Start Task inputs

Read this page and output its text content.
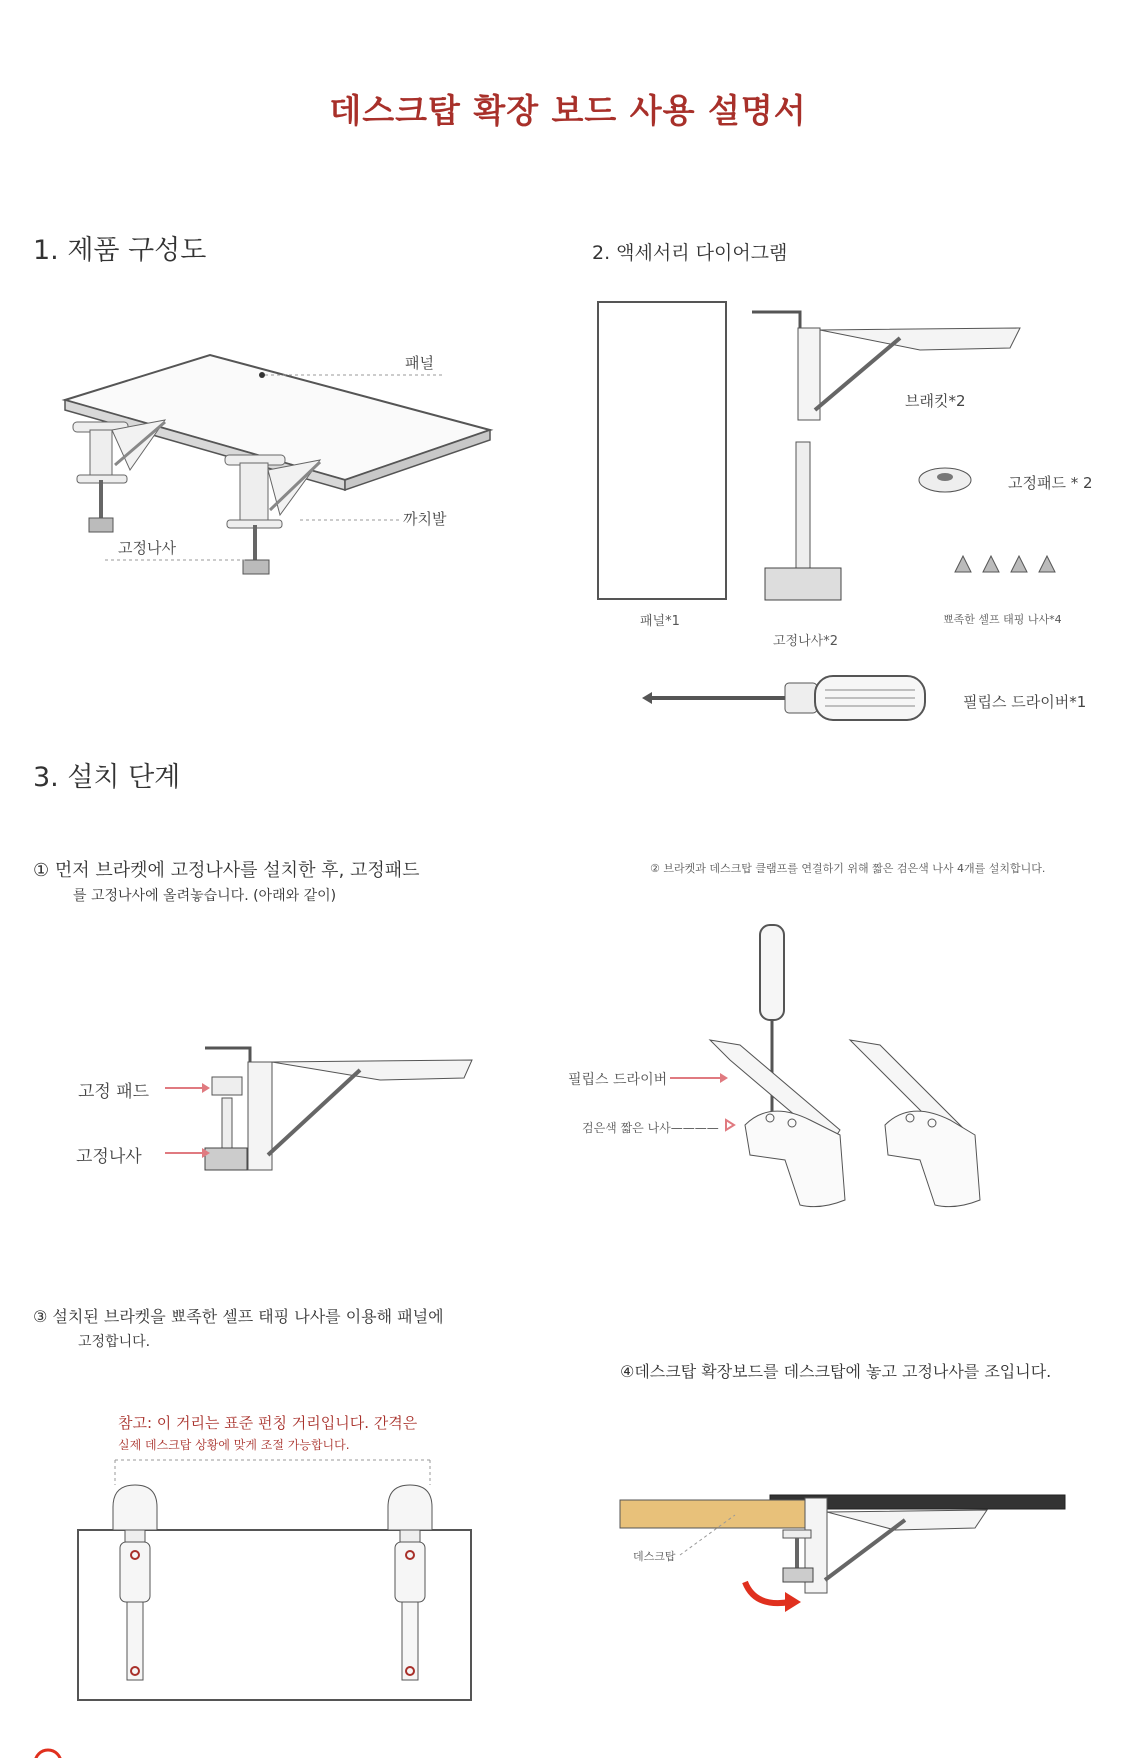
데스크탑 확장 보드 사용 설명서
1. 제품 구성도
패널
까치발
고정나사
2. 액세서리 다이어그램
브래킷*2
고정패드 * 2
패널*1
고정나사*2
뾰족한 셀프 태핑 나사*4
필립스 드라이버*1
3. 설치 단계
① 먼저 브라켓에 고정나사를 설치한 후, 고정패드
를 고정나사에 올려놓습니다. (아래와 같이)
고정 패드
고정나사
② 브라켓과 데스크탑 클램프를 연결하기 위해 짧은 검은색 나사 4개를 설치합니다.
필립스 드라이버
검은색 짧은 나사————
③ 설치된 브라켓을 뾰족한 셀프 태핑 나사를 이용해 패널에
고정합니다.
참고: 이 거리는 표준 펀칭 거리입니다. 간격은
실제 데스크탑 상황에 맞게 조절 가능합니다.
④데스크탑 확장보드를 데스크탑에 놓고 고정나사를 조입니다.
데스크탑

End Task inputs

**Task objective**.
Restate the whole of the material word for word without the pictures.

**Task result**.
Read this page and output its text content.
데스크탑 확장 보드 사용 설명서
1. 제품 구성도
패널
까치발
고정나사
2. 액세서리 다이어그램
브래킷*2
고정패드 * 2
패널*1
고정나사*2
뾰족한 셀프 태핑 나사*4
필립스 드라이버*1
3. 설치 단계
① 먼저 브라켓에 고정나사를 설치한 후, 고정패드
를 고정나사에 올려놓습니다. (아래와 같이)
고정 패드
고정나사
② 브라켓과 데스크탑 클램프를 연결하기 위해 짧은 검은색 나사 4개를 설치합니다.
필립스 드라이버
검은색 짧은 나사————
③ 설치된 브라켓을 뾰족한 셀프 태핑 나사를 이용해 패널에
고정합니다.
참고: 이 거리는 표준 펀칭 거리입니다. 간격은
실제 데스크탑 상황에 맞게 조절 가능합니다.
④데스크탑 확장보드를 데스크탑에 놓고 고정나사를 조입니다.
데스크탑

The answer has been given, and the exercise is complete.